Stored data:
----------------

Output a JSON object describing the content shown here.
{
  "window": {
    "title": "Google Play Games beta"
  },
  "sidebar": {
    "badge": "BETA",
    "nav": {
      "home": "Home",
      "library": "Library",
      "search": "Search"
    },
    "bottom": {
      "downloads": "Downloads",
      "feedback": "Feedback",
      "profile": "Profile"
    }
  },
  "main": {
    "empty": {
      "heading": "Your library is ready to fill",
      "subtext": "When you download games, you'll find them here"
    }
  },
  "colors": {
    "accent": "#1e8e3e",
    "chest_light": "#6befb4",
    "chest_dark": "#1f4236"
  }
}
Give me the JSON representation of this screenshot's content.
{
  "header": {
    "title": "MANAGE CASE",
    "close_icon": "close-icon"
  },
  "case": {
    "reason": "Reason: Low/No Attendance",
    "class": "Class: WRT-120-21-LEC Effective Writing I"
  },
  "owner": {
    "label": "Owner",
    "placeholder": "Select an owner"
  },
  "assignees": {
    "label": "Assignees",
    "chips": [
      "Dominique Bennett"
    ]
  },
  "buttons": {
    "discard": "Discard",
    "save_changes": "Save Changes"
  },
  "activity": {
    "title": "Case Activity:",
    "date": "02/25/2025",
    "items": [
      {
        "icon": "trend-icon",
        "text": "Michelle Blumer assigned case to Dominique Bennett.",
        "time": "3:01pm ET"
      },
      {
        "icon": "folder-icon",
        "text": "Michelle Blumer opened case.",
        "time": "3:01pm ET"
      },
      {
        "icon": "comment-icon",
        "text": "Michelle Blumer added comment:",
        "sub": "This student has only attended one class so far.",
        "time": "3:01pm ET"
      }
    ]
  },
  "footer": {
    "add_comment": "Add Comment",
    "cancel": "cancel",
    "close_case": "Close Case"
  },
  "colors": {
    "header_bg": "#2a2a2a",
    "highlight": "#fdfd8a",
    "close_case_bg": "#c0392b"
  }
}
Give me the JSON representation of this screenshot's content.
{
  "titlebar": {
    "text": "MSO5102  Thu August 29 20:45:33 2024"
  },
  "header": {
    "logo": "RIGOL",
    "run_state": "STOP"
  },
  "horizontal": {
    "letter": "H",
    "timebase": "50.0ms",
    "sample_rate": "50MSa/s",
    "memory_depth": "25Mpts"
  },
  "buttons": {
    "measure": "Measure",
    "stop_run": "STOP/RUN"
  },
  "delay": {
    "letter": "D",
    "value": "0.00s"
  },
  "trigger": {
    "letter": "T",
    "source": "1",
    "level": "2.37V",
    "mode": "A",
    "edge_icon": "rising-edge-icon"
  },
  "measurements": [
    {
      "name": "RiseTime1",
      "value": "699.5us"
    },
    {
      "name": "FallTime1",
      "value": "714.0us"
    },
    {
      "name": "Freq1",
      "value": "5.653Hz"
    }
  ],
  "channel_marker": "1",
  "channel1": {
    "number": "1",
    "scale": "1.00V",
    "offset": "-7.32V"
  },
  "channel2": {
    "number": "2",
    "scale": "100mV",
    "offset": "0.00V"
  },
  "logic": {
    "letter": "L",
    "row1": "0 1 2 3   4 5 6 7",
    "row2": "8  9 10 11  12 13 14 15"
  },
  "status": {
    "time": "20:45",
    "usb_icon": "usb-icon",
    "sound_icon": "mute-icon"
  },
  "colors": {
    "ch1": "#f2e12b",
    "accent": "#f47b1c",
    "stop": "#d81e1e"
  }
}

----------------

Given task:
Reproduce the records above exactly.

Written answer:
Output a JSON object describing the content shown here.
{
  "window": {
    "title": "Google Play Games beta"
  },
  "sidebar": {
    "badge": "BETA",
    "nav": {
      "home": "Home",
      "library": "Library",
      "search": "Search"
    },
    "bottom": {
      "downloads": "Downloads",
      "feedback": "Feedback",
      "profile": "Profile"
    }
  },
  "main": {
    "empty": {
      "heading": "Your library is ready to fill",
      "subtext": "When you download games, you'll find them here"
    }
  },
  "colors": {
    "accent": "#1e8e3e",
    "chest_light": "#6befb4",
    "chest_dark": "#1f4236"
  }
}
Give me the JSON representation of this screenshot's content.
{
  "header": {
    "title": "MANAGE CASE",
    "close_icon": "close-icon"
  },
  "case": {
    "reason": "Reason: Low/No Attendance",
    "class": "Class: WRT-120-21-LEC Effective Writing I"
  },
  "owner": {
    "label": "Owner",
    "placeholder": "Select an owner"
  },
  "assignees": {
    "label": "Assignees",
    "chips": [
      "Dominique Bennett"
    ]
  },
  "buttons": {
    "discard": "Discard",
    "save_changes": "Save Changes"
  },
  "activity": {
    "title": "Case Activity:",
    "date": "02/25/2025",
    "items": [
      {
        "icon": "trend-icon",
        "text": "Michelle Blumer assigned case to Dominique Bennett.",
        "time": "3:01pm ET"
      },
      {
        "icon": "folder-icon",
        "text": "Michelle Blumer opened case.",
        "time": "3:01pm ET"
      },
      {
        "icon": "comment-icon",
        "text": "Michelle Blumer added comment:",
        "sub": "This student has only attended one class so far.",
        "time": "3:01pm ET"
      }
    ]
  },
  "footer": {
    "add_comment": "Add Comment",
    "cancel": "cancel",
    "close_case": "Close Case"
  },
  "colors": {
    "header_bg": "#2a2a2a",
    "highlight": "#fdfd8a",
    "close_case_bg": "#c0392b"
  }
}
Give me the JSON representation of this screenshot's content.
{
  "titlebar": {
    "text": "MSO5102  Thu August 29 20:45:33 2024"
  },
  "header": {
    "logo": "RIGOL",
    "run_state": "STOP"
  },
  "horizontal": {
    "letter": "H",
    "timebase": "50.0ms",
    "sample_rate": "50MSa/s",
    "memory_depth": "25Mpts"
  },
  "buttons": {
    "measure": "Measure",
    "stop_run": "STOP/RUN"
  },
  "delay": {
    "letter": "D",
    "value": "0.00s"
  },
  "trigger": {
    "letter": "T",
    "source": "1",
    "level": "2.37V",
    "mode": "A",
    "edge_icon": "rising-edge-icon"
  },
  "measurements": [
    {
      "name": "RiseTime1",
      "value": "699.5us"
    },
    {
      "name": "FallTime1",
      "value": "714.0us"
    },
    {
      "name": "Freq1",
      "value": "5.653Hz"
    }
  ],
  "channel_marker": "1",
  "channel1": {
    "number": "1",
    "scale": "1.00V",
    "offset": "-7.32V"
  },
  "channel2": {
    "number": "2",
    "scale": "100mV",
    "offset": "0.00V"
  },
  "logic": {
    "letter": "L",
    "row1": "0 1 2 3   4 5 6 7",
    "row2": "8  9 10 11  12 13 14 15"
  },
  "status": {
    "time": "20:45",
    "usb_icon": "usb-icon",
    "sound_icon": "mute-icon"
  },
  "colors": {
    "ch1": "#f2e12b",
    "accent": "#f47b1c",
    "stop": "#d81e1e"
  }
}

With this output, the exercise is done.